- _What you need to do_:
Extract each line of the records below that contains the word "Meetings".

- _Dataset records_:
◇ ◇ ◇ ◇

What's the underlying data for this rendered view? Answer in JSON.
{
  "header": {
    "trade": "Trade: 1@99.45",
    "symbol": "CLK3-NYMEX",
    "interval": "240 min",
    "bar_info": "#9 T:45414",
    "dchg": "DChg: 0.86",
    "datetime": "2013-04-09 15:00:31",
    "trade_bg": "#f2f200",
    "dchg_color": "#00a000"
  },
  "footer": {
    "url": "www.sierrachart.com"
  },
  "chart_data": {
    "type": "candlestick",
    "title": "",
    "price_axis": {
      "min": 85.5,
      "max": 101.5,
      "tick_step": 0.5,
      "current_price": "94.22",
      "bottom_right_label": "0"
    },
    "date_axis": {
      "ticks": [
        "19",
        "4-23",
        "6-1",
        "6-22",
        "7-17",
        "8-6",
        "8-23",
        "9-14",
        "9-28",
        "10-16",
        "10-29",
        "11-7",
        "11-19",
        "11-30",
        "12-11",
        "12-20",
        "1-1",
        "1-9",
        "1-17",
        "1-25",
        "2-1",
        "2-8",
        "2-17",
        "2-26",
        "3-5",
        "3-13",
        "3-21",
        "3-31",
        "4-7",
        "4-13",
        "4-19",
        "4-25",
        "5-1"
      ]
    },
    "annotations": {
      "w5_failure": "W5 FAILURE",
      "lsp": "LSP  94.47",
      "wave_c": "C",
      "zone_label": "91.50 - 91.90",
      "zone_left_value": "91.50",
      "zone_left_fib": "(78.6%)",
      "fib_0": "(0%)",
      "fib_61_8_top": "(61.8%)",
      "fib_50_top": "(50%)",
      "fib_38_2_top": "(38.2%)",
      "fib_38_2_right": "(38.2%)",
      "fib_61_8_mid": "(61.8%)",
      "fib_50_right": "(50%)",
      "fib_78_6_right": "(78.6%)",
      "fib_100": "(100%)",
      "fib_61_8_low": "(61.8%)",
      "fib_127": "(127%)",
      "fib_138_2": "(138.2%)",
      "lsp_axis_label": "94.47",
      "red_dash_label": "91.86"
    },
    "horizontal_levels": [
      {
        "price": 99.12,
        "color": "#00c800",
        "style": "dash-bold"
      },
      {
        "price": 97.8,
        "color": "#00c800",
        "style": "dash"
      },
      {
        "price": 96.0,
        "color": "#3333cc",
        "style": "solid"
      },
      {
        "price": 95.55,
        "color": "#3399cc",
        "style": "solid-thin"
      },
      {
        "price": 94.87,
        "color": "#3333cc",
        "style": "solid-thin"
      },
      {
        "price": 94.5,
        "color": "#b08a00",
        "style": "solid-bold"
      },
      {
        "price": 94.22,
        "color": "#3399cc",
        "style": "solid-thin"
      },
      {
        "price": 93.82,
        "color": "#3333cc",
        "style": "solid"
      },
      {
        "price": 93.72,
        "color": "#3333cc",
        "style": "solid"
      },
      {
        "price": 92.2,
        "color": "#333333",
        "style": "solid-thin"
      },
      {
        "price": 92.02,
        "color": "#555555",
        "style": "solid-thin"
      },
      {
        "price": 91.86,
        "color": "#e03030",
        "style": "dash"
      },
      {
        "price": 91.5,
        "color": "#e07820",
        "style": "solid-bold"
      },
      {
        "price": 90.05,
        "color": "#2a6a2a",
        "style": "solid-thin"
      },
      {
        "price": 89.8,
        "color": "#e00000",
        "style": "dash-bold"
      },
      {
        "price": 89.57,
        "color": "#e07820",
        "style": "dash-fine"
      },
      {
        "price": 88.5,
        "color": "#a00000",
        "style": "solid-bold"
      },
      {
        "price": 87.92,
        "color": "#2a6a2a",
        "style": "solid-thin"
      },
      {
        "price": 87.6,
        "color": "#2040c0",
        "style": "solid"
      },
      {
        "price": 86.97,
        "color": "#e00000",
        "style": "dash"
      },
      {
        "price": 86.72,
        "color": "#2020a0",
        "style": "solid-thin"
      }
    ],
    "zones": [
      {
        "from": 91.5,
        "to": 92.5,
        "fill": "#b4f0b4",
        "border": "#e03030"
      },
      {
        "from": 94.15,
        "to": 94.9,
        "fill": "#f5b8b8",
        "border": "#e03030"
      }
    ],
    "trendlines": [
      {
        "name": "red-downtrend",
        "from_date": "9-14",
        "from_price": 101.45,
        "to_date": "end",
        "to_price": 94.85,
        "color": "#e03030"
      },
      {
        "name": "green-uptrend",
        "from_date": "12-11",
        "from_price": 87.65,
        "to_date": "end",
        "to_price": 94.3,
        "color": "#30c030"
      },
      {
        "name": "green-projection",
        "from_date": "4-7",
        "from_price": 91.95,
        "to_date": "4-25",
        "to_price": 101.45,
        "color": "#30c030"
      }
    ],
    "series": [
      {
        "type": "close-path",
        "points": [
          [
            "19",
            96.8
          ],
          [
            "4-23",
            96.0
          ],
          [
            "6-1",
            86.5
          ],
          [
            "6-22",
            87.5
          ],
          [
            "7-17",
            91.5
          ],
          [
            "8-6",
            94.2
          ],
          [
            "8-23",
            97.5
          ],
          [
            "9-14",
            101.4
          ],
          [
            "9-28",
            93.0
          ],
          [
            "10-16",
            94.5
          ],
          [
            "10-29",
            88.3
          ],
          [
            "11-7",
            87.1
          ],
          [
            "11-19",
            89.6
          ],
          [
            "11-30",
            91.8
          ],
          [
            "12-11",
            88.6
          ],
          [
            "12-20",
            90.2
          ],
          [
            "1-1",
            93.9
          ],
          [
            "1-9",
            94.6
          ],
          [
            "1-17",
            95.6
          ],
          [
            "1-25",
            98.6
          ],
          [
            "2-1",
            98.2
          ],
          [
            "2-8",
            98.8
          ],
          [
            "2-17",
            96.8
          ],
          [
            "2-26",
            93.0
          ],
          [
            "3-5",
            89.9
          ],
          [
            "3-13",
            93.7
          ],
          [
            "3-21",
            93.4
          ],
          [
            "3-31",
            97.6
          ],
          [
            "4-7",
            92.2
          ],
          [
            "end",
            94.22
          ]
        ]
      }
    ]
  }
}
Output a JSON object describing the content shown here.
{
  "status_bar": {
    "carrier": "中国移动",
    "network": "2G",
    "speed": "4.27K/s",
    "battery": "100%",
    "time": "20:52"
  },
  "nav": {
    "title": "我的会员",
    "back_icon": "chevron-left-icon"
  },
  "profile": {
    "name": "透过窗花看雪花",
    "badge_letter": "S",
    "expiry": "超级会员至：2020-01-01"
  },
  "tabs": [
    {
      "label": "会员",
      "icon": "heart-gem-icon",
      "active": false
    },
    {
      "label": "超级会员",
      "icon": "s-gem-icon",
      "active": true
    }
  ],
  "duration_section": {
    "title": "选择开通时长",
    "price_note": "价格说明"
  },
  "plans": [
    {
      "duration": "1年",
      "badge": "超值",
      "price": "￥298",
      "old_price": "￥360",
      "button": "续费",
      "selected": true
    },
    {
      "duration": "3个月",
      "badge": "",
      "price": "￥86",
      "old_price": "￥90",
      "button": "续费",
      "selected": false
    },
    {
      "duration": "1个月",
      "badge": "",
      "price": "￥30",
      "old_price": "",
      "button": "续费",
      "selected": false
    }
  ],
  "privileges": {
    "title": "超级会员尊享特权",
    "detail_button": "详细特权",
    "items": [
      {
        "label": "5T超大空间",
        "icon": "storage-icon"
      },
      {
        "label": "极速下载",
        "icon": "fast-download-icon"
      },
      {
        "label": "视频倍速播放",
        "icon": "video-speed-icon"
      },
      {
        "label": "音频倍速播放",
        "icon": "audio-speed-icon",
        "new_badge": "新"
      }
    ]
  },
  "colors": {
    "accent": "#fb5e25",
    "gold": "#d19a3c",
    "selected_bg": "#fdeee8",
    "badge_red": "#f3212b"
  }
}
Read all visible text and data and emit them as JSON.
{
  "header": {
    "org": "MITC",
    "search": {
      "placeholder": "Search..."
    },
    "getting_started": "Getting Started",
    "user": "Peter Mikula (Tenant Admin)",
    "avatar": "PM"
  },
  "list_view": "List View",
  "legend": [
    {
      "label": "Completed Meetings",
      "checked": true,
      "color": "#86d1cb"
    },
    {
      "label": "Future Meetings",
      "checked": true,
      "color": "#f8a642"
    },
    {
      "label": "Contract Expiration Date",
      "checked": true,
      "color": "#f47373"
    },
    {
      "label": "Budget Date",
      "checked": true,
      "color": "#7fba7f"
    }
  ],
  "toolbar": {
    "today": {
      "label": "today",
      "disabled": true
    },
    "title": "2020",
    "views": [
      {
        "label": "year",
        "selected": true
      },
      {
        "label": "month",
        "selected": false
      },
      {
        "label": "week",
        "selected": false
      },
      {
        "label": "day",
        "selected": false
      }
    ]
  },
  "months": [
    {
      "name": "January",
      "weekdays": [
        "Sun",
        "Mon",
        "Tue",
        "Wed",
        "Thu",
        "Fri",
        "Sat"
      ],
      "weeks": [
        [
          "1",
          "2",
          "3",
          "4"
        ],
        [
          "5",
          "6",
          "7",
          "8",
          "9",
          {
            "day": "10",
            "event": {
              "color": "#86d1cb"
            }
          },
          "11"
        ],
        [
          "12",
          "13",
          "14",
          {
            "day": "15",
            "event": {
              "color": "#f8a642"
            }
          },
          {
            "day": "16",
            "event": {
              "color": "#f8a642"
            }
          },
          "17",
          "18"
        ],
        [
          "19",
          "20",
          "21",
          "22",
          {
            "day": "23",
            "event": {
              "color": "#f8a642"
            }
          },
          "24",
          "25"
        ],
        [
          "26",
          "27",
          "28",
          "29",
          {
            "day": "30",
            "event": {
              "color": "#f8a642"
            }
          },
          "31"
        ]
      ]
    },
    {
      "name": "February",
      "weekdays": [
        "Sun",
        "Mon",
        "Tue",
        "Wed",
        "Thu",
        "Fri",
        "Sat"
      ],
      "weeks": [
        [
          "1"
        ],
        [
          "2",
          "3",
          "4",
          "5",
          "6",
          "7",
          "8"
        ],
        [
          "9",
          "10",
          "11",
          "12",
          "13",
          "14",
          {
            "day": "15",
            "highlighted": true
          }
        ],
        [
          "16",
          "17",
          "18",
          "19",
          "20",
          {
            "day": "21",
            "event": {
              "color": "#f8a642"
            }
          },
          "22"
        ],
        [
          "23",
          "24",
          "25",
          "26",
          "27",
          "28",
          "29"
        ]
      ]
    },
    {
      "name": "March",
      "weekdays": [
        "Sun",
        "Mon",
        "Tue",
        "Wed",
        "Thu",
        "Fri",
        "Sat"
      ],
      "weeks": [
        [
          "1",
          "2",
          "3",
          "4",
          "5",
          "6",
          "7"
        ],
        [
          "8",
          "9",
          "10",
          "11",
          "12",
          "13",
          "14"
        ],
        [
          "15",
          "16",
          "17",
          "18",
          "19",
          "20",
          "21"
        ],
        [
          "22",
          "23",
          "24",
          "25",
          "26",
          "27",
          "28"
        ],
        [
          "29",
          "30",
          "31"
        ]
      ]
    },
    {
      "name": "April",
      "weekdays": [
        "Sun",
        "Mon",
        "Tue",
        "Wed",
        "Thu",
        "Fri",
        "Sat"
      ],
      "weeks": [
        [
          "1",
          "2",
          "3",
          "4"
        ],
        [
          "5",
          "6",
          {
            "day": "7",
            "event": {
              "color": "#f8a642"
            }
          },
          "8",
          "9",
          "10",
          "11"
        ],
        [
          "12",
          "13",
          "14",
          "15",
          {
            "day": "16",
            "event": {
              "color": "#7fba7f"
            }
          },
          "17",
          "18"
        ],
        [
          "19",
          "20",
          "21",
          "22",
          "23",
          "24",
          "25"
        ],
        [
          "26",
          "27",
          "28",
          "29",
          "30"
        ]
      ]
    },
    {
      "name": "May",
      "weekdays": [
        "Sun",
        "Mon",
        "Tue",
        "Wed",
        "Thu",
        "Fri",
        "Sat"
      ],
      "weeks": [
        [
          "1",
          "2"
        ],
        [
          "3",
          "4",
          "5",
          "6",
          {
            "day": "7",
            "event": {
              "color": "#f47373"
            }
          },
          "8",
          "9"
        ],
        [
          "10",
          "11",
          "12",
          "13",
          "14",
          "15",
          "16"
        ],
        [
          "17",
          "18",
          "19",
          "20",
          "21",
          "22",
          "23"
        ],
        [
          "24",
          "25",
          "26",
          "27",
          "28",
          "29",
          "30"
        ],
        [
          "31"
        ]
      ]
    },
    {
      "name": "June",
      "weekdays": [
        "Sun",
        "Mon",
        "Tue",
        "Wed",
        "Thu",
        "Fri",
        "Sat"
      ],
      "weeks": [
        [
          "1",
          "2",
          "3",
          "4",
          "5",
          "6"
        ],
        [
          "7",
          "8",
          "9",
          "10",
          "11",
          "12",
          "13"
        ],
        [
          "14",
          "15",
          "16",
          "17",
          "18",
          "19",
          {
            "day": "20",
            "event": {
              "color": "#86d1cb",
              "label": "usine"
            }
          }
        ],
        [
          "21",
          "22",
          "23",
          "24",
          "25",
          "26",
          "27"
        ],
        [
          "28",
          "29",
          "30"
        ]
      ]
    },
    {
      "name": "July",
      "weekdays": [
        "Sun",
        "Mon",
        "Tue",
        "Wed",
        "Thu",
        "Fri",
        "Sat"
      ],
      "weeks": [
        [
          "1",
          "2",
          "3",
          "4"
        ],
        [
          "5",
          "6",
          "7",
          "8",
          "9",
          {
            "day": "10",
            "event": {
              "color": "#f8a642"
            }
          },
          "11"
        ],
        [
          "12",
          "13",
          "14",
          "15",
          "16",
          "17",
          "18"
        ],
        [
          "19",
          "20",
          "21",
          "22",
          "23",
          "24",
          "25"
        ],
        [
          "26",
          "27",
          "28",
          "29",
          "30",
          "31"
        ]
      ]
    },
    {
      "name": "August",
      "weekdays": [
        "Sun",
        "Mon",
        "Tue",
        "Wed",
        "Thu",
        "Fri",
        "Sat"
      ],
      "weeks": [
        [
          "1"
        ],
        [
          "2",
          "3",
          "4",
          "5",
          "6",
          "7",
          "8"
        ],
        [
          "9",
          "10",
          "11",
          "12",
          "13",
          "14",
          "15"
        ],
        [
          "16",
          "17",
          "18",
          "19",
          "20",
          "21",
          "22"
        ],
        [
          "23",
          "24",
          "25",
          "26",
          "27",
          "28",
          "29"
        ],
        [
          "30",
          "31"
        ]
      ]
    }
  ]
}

◇ ◇ ◇ ◇

- _Response to this task_:
      "label": "Completed Meetings",
      "label": "Future Meetings",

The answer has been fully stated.